• Entries taken from a collection:
+++++

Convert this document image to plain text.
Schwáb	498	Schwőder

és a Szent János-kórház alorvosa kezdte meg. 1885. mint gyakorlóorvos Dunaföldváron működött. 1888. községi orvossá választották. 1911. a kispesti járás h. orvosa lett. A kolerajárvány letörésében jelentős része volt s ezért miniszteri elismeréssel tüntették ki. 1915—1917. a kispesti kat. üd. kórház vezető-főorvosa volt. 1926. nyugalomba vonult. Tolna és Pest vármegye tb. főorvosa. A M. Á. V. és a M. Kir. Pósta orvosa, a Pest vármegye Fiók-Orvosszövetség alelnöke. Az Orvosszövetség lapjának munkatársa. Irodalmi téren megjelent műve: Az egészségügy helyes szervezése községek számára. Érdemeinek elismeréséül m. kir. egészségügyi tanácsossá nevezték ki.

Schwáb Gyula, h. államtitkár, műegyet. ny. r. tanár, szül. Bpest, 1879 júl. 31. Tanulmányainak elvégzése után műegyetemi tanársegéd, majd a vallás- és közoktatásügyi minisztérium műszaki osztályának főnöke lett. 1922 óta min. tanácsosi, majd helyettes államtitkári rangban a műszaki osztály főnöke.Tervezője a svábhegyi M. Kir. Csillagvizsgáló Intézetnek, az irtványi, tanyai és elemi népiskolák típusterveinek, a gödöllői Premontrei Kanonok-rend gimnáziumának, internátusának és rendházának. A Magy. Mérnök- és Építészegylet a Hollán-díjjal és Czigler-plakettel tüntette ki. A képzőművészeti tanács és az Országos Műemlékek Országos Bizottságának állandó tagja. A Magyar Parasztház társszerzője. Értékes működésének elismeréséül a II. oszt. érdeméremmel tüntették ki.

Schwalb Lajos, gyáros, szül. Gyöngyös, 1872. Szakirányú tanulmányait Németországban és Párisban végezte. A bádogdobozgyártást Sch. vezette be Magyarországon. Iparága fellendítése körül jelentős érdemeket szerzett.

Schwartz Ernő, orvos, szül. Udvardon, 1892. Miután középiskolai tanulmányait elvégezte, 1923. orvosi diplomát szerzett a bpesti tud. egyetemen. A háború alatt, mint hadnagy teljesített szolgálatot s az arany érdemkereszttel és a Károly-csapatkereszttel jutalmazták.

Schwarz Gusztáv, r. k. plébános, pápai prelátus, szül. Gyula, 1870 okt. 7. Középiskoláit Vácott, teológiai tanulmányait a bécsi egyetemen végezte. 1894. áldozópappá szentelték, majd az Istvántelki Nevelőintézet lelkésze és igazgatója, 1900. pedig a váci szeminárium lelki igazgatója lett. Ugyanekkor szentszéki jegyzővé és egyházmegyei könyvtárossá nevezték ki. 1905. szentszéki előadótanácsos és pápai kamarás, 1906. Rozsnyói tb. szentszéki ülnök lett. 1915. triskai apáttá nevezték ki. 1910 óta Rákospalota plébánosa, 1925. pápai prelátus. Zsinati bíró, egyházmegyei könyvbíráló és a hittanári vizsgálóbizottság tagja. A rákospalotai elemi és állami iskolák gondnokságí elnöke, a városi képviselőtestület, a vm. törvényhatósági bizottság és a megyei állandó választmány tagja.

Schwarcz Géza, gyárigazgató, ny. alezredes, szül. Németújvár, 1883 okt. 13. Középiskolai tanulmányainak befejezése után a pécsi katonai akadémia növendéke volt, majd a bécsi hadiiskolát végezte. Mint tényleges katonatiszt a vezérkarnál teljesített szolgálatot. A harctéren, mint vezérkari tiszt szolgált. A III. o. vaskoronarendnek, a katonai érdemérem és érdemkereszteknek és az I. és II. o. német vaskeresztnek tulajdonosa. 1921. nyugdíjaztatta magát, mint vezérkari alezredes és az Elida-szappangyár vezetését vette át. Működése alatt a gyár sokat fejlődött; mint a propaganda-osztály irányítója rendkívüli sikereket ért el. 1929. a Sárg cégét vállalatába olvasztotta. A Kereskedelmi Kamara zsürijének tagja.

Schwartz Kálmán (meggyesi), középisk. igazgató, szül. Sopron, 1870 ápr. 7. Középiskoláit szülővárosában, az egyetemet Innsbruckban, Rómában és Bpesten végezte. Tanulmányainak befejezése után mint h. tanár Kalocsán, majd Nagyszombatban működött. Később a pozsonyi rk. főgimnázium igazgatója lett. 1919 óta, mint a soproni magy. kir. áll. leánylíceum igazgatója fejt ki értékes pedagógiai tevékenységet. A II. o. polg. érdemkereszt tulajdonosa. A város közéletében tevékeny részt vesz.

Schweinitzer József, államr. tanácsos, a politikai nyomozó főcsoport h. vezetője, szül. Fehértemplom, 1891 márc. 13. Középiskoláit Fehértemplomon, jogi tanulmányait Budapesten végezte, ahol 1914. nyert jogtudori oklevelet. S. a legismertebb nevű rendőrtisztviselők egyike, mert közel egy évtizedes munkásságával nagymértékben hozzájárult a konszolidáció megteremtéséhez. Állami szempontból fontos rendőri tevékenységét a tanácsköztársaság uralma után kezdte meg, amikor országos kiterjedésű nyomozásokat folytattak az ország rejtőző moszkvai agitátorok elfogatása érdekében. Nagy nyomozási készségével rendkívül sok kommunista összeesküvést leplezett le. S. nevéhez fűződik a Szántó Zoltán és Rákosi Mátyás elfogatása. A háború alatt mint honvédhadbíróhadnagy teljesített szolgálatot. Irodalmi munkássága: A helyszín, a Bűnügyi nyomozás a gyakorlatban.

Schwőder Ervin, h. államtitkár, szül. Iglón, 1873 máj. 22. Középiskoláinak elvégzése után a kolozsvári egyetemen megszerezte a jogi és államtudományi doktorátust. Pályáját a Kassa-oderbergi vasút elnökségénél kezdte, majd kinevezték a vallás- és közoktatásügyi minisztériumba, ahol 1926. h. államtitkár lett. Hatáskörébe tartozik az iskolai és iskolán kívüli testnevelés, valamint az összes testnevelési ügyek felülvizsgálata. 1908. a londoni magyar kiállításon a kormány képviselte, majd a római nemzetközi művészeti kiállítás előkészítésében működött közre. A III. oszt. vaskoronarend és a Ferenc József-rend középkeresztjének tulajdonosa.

+++++

• WORK TO BE COMPLETED: Each of the records should be retyped exactly.

• THE REPLY:
Convert this document image to plain text.
Schwáb	498	Schwőder

és a Szent János-kórház alorvosa kezdte meg. 1885. mint gyakorlóorvos Dunaföldváron működött. 1888. községi orvossá választották. 1911. a kispesti járás h. orvosa lett. A kolerajárvány letörésében jelentős része volt s ezért miniszteri elismeréssel tüntették ki. 1915—1917. a kispesti kat. üd. kórház vezető-főorvosa volt. 1926. nyugalomba vonult. Tolna és Pest vármegye tb. főorvosa. A M. Á. V. és a M. Kir. Pósta orvosa, a Pest vármegye Fiók-Orvosszövetség alelnöke. Az Orvosszövetség lapjának munkatársa. Irodalmi téren megjelent műve: Az egészségügy helyes szervezése községek számára. Érdemeinek elismeréséül m. kir. egészségügyi tanácsossá nevezték ki.

Schwáb Gyula, h. államtitkár, műegyet. ny. r. tanár, szül. Bpest, 1879 júl. 31. Tanulmányainak elvégzése után műegyetemi tanársegéd, majd a vallás- és közoktatásügyi minisztérium műszaki osztályának főnöke lett. 1922 óta min. tanácsosi, majd helyettes államtitkári rangban a műszaki osztály főnöke.Tervezője a svábhegyi M. Kir. Csillagvizsgáló Intézetnek, az irtványi, tanyai és elemi népiskolák típusterveinek, a gödöllői Premontrei Kanonok-rend gimnáziumának, internátusának és rendházának. A Magy. Mérnök- és Építészegylet a Hollán-díjjal és Czigler-plakettel tüntette ki. A képzőművészeti tanács és az Országos Műemlékek Országos Bizottságának állandó tagja. A Magyar Parasztház társszerzője. Értékes működésének elismeréséül a II. oszt. érdeméremmel tüntették ki.

Schwalb Lajos, gyáros, szül. Gyöngyös, 1872. Szakirányú tanulmányait Németországban és Párisban végezte. A bádogdobozgyártást Sch. vezette be Magyarországon. Iparága fellendítése körül jelentős érdemeket szerzett.

Schwartz Ernő, orvos, szül. Udvardon, 1892. Miután középiskolai tanulmányait elvégezte, 1923. orvosi diplomát szerzett a bpesti tud. egyetemen. A háború alatt, mint hadnagy teljesített szolgálatot s az arany érdemkereszttel és a Károly-csapatkereszttel jutalmazták.

Schwarz Gusztáv, r. k. plébános, pápai prelátus, szül. Gyula, 1870 okt. 7. Középiskoláit Vácott, teológiai tanulmányait a bécsi egyetemen végezte. 1894. áldozópappá szentelték, majd az Istvántelki Nevelőintézet lelkésze és igazgatója, 1900. pedig a váci szeminárium lelki igazgatója lett. Ugyanekkor szentszéki jegyzővé és egyházmegyei könyvtárossá nevezték ki. 1905. szentszéki előadótanácsos és pápai kamarás, 1906. Rozsnyói tb. szentszéki ülnök lett. 1915. triskai apáttá nevezték ki. 1910 óta Rákospalota plébánosa, 1925. pápai prelátus. Zsinati bíró, egyházmegyei könyvbíráló és a hittanári vizsgálóbizottság tagja. A rákospalotai elemi és állami iskolák gondnokságí elnöke, a városi képviselőtestület, a vm. törvényhatósági bizottság és a megyei állandó választmány tagja.

Schwarcz Géza, gyárigazgató, ny. alezredes, szül. Németújvár, 1883 okt. 13. Középiskolai tanulmányainak befejezése után a pécsi katonai akadémia növendéke volt, majd a bécsi hadiiskolát végezte. Mint tényleges katonatiszt a vezérkarnál teljesített szolgálatot. A harctéren, mint vezérkari tiszt szolgált. A III. o. vaskoronarendnek, a katonai érdemérem és érdemkereszteknek és az I. és II. o. német vaskeresztnek tulajdonosa. 1921. nyugdíjaztatta magát, mint vezérkari alezredes és az Elida-szappangyár vezetését vette át. Működése alatt a gyár sokat fejlődött; mint a propaganda-osztály irányítója rendkívüli sikereket ért el. 1929. a Sárg cégét vállalatába olvasztotta. A Kereskedelmi Kamara zsürijének tagja.

Schwartz Kálmán (meggyesi), középisk. igazgató, szül. Sopron, 1870 ápr. 7. Középiskoláit szülővárosában, az egyetemet Innsbruckban, Rómában és Bpesten végezte. Tanulmányainak befejezése után mint h. tanár Kalocsán, majd Nagyszombatban működött. Később a pozsonyi rk. főgimnázium igazgatója lett. 1919 óta, mint a soproni magy. kir. áll. leánylíceum igazgatója fejt ki értékes pedagógiai tevékenységet. A II. o. polg. érdemkereszt tulajdonosa. A város közéletében tevékeny részt vesz.

Schweinitzer József, államr. tanácsos, a politikai nyomozó főcsoport h. vezetője, szül. Fehértemplom, 1891 márc. 13. Középiskoláit Fehértemplomon, jogi tanulmányait Budapesten végezte, ahol 1914. nyert jogtudori oklevelet. S. a legismertebb nevű rendőrtisztviselők egyike, mert közel egy évtizedes munkásságával nagymértékben hozzájárult a konszolidáció megteremtéséhez. Állami szempontból fontos rendőri tevékenységét a tanácsköztársaság uralma után kezdte meg, amikor országos kiterjedésű nyomozásokat folytattak az ország rejtőző moszkvai agitátorok elfogatása érdekében. Nagy nyomozási készségével rendkívül sok kommunista összeesküvést leplezett le. S. nevéhez fűződik a Szántó Zoltán és Rákosi Mátyás elfogatása. A háború alatt mint honvédhadbíróhadnagy teljesített szolgálatot. Irodalmi munkássága: A helyszín, a Bűnügyi nyomozás a gyakorlatban.

Schwőder Ervin, h. államtitkár, szül. Iglón, 1873 máj. 22. Középiskoláinak elvégzése után a kolozsvári egyetemen megszerezte a jogi és államtudományi doktorátust. Pályáját a Kassa-oderbergi vasút elnökségénél kezdte, majd kinevezték a vallás- és közoktatásügyi minisztériumba, ahol 1926. h. államtitkár lett. Hatáskörébe tartozik az iskolai és iskolán kívüli testnevelés, valamint az összes testnevelési ügyek felülvizsgálata. 1908. a londoni magyar kiállításon a kormány képviselte, majd a római nemzetközi művészeti kiállítás előkészítésében működött közre. A III. oszt. vaskoronarend és a Ferenc József-rend középkeresztjének tulajdonosa.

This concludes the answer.